%%
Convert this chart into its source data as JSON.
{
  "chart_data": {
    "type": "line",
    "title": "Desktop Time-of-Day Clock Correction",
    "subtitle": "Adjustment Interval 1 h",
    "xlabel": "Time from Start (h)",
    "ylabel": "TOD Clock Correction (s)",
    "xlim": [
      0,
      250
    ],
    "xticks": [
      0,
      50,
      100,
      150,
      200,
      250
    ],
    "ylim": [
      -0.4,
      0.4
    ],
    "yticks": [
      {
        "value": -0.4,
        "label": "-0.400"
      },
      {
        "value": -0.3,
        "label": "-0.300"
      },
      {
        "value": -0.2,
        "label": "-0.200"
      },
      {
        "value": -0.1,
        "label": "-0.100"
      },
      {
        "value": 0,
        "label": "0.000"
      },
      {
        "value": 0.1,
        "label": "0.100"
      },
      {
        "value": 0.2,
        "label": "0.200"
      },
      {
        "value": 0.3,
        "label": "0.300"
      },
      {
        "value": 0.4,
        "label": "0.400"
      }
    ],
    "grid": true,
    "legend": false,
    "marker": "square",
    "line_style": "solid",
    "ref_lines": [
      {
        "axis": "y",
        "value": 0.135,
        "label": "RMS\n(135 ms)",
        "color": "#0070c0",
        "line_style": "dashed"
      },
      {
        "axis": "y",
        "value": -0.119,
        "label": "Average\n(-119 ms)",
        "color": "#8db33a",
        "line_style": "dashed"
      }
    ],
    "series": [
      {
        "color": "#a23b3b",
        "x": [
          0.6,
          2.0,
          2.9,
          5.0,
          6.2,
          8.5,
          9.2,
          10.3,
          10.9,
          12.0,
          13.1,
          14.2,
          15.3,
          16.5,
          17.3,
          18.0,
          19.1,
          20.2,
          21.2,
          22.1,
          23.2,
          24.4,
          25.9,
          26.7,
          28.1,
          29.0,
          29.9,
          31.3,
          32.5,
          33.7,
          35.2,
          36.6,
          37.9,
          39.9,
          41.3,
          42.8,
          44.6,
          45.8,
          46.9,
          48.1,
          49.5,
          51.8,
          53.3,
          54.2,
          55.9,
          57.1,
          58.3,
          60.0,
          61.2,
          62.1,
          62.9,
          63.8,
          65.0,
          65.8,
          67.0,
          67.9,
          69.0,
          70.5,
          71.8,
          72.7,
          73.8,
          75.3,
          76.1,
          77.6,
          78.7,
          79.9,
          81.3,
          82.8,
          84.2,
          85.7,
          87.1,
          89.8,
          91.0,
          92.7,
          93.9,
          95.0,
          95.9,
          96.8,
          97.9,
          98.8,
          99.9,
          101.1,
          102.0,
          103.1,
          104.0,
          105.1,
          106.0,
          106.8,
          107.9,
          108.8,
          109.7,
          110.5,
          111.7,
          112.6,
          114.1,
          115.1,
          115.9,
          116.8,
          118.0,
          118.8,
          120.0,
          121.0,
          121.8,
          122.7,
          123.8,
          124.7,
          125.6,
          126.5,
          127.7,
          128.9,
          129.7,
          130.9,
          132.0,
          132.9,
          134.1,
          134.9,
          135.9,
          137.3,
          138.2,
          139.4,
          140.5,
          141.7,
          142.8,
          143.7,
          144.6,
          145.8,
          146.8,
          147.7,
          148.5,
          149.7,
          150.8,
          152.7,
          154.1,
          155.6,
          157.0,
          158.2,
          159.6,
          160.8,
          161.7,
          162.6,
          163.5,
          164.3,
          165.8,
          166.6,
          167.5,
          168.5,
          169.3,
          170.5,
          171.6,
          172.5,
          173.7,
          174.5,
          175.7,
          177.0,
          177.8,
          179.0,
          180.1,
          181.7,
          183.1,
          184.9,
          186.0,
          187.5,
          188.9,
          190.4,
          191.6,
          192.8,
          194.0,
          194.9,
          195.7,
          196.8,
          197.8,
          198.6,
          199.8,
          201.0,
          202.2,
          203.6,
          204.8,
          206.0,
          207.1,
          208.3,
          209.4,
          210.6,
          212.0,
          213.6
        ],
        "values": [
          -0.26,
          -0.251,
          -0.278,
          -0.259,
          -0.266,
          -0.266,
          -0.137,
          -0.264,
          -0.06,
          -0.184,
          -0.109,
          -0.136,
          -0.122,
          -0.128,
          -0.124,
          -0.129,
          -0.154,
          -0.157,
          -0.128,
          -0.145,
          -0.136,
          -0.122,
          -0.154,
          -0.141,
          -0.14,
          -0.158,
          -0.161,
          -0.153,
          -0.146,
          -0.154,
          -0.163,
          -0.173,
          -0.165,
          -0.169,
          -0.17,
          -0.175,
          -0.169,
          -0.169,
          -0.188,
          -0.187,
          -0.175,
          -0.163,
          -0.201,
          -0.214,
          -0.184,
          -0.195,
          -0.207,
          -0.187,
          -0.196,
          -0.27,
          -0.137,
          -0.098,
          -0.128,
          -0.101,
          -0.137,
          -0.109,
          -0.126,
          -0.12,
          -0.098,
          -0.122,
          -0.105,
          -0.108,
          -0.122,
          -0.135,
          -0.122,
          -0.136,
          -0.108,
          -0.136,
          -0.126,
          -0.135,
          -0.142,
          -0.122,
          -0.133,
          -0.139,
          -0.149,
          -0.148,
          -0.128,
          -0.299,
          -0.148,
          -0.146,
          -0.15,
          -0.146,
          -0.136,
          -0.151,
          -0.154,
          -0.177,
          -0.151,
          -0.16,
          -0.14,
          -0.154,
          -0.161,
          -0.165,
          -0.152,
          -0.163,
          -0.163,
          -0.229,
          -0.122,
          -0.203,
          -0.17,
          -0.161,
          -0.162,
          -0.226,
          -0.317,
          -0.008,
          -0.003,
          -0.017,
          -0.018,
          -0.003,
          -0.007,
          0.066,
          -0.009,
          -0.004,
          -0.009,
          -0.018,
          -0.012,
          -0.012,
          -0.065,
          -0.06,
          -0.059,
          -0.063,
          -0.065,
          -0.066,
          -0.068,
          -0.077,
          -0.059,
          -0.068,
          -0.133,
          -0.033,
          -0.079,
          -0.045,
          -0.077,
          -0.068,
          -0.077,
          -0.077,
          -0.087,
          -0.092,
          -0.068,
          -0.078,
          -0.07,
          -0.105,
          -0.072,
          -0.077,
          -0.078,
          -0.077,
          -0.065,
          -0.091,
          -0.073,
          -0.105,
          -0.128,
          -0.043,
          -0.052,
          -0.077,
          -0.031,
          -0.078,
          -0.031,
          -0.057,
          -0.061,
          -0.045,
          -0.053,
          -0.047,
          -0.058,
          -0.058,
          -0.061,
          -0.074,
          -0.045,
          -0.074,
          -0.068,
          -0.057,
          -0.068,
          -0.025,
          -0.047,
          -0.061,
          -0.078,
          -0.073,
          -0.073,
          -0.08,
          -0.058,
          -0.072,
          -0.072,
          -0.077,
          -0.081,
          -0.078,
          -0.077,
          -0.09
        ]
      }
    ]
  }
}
%%
◆ WRITTEN TASK: Each line above must be printed exactly as it appears.

◆ FULL ANSWER:
Convert this chart into its source data as JSON.
{
  "chart_data": {
    "type": "line",
    "title": "Desktop Time-of-Day Clock Correction",
    "subtitle": "Adjustment Interval 1 h",
    "xlabel": "Time from Start (h)",
    "ylabel": "TOD Clock Correction (s)",
    "xlim": [
      0,
      250
    ],
    "xticks": [
      0,
      50,
      100,
      150,
      200,
      250
    ],
    "ylim": [
      -0.4,
      0.4
    ],
    "yticks": [
      {
        "value": -0.4,
        "label": "-0.400"
      },
      {
        "value": -0.3,
        "label": "-0.300"
      },
      {
        "value": -0.2,
        "label": "-0.200"
      },
      {
        "value": -0.1,
        "label": "-0.100"
      },
      {
        "value": 0,
        "label": "0.000"
      },
      {
        "value": 0.1,
        "label": "0.100"
      },
      {
        "value": 0.2,
        "label": "0.200"
      },
      {
        "value": 0.3,
        "label": "0.300"
      },
      {
        "value": 0.4,
        "label": "0.400"
      }
    ],
    "grid": true,
    "legend": false,
    "marker": "square",
    "line_style": "solid",
    "ref_lines": [
      {
        "axis": "y",
        "value": 0.135,
        "label": "RMS\n(135 ms)",
        "color": "#0070c0",
        "line_style": "dashed"
      },
      {
        "axis": "y",
        "value": -0.119,
        "label": "Average\n(-119 ms)",
        "color": "#8db33a",
        "line_style": "dashed"
      }
    ],
    "series": [
      {
        "color": "#a23b3b",
        "x": [
          0.6,
          2.0,
          2.9,
          5.0,
          6.2,
          8.5,
          9.2,
          10.3,
          10.9,
          12.0,
          13.1,
          14.2,
          15.3,
          16.5,
          17.3,
          18.0,
          19.1,
          20.2,
          21.2,
          22.1,
          23.2,
          24.4,
          25.9,
          26.7,
          28.1,
          29.0,
          29.9,
          31.3,
          32.5,
          33.7,
          35.2,
          36.6,
          37.9,
          39.9,
          41.3,
          42.8,
          44.6,
          45.8,
          46.9,
          48.1,
          49.5,
          51.8,
          53.3,
          54.2,
          55.9,
          57.1,
          58.3,
          60.0,
          61.2,
          62.1,
          62.9,
          63.8,
          65.0,
          65.8,
          67.0,
          67.9,
          69.0,
          70.5,
          71.8,
          72.7,
          73.8,
          75.3,
          76.1,
          77.6,
          78.7,
          79.9,
          81.3,
          82.8,
          84.2,
          85.7,
          87.1,
          89.8,
          91.0,
          92.7,
          93.9,
          95.0,
          95.9,
          96.8,
          97.9,
          98.8,
          99.9,
          101.1,
          102.0,
          103.1,
          104.0,
          105.1,
          106.0,
          106.8,
          107.9,
          108.8,
          109.7,
          110.5,
          111.7,
          112.6,
          114.1,
          115.1,
          115.9,
          116.8,
          118.0,
          118.8,
          120.0,
          121.0,
          121.8,
          122.7,
          123.8,
          124.7,
          125.6,
          126.5,
          127.7,
          128.9,
          129.7,
          130.9,
          132.0,
          132.9,
          134.1,
          134.9,
          135.9,
          137.3,
          138.2,
          139.4,
          140.5,
          141.7,
          142.8,
          143.7,
          144.6,
          145.8,
          146.8,
          147.7,
          148.5,
          149.7,
          150.8,
          152.7,
          154.1,
          155.6,
          157.0,
          158.2,
          159.6,
          160.8,
          161.7,
          162.6,
          163.5,
          164.3,
          165.8,
          166.6,
          167.5,
          168.5,
          169.3,
          170.5,
          171.6,
          172.5,
          173.7,
          174.5,
          175.7,
          177.0,
          177.8,
          179.0,
          180.1,
          181.7,
          183.1,
          184.9,
          186.0,
          187.5,
          188.9,
          190.4,
          191.6,
          192.8,
          194.0,
          194.9,
          195.7,
          196.8,
          197.8,
          198.6,
          199.8,
          201.0,
          202.2,
          203.6,
          204.8,
          206.0,
          207.1,
          208.3,
          209.4,
          210.6,
          212.0,
          213.6
        ],
        "values": [
          -0.26,
          -0.251,
          -0.278,
          -0.259,
          -0.266,
          -0.266,
          -0.137,
          -0.264,
          -0.06,
          -0.184,
          -0.109,
          -0.136,
          -0.122,
          -0.128,
          -0.124,
          -0.129,
          -0.154,
          -0.157,
          -0.128,
          -0.145,
          -0.136,
          -0.122,
          -0.154,
          -0.141,
          -0.14,
          -0.158,
          -0.161,
          -0.153,
          -0.146,
          -0.154,
          -0.163,
          -0.173,
          -0.165,
          -0.169,
          -0.17,
          -0.175,
          -0.169,
          -0.169,
          -0.188,
          -0.187,
          -0.175,
          -0.163,
          -0.201,
          -0.214,
          -0.184,
          -0.195,
          -0.207,
          -0.187,
          -0.196,
          -0.27,
          -0.137,
          -0.098,
          -0.128,
          -0.101,
          -0.137,
          -0.109,
          -0.126,
          -0.12,
          -0.098,
          -0.122,
          -0.105,
          -0.108,
          -0.122,
          -0.135,
          -0.122,
          -0.136,
          -0.108,
          -0.136,
          -0.126,
          -0.135,
          -0.142,
          -0.122,
          -0.133,
          -0.139,
          -0.149,
          -0.148,
          -0.128,
          -0.299,
          -0.148,
          -0.146,
          -0.15,
          -0.146,
          -0.136,
          -0.151,
          -0.154,
          -0.177,
          -0.151,
          -0.16,
          -0.14,
          -0.154,
          -0.161,
          -0.165,
          -0.152,
          -0.163,
          -0.163,
          -0.229,
          -0.122,
          -0.203,
          -0.17,
          -0.161,
          -0.162,
          -0.226,
          -0.317,
          -0.008,
          -0.003,
          -0.017,
          -0.018,
          -0.003,
          -0.007,
          0.066,
          -0.009,
          -0.004,
          -0.009,
          -0.018,
          -0.012,
          -0.012,
          -0.065,
          -0.06,
          -0.059,
          -0.063,
          -0.065,
          -0.066,
          -0.068,
          -0.077,
          -0.059,
          -0.068,
          -0.133,
          -0.033,
          -0.079,
          -0.045,
          -0.077,
          -0.068,
          -0.077,
          -0.077,
          -0.087,
          -0.092,
          -0.068,
          -0.078,
          -0.07,
          -0.105,
          -0.072,
          -0.077,
          -0.078,
          -0.077,
          -0.065,
          -0.091,
          -0.073,
          -0.105,
          -0.128,
          -0.043,
          -0.052,
          -0.077,
          -0.031,
          -0.078,
          -0.031,
          -0.057,
          -0.061,
          -0.045,
          -0.053,
          -0.047,
          -0.058,
          -0.058,
          -0.061,
          -0.074,
          -0.045,
          -0.074,
          -0.068,
          -0.057,
          -0.068,
          -0.025,
          -0.047,
          -0.061,
          -0.078,
          -0.073,
          -0.073,
          -0.08,
          -0.058,
          -0.072,
          -0.072,
          -0.077,
          -0.081,
          -0.078,
          -0.077,
          -0.09
        ]
      }
    ]
  }
}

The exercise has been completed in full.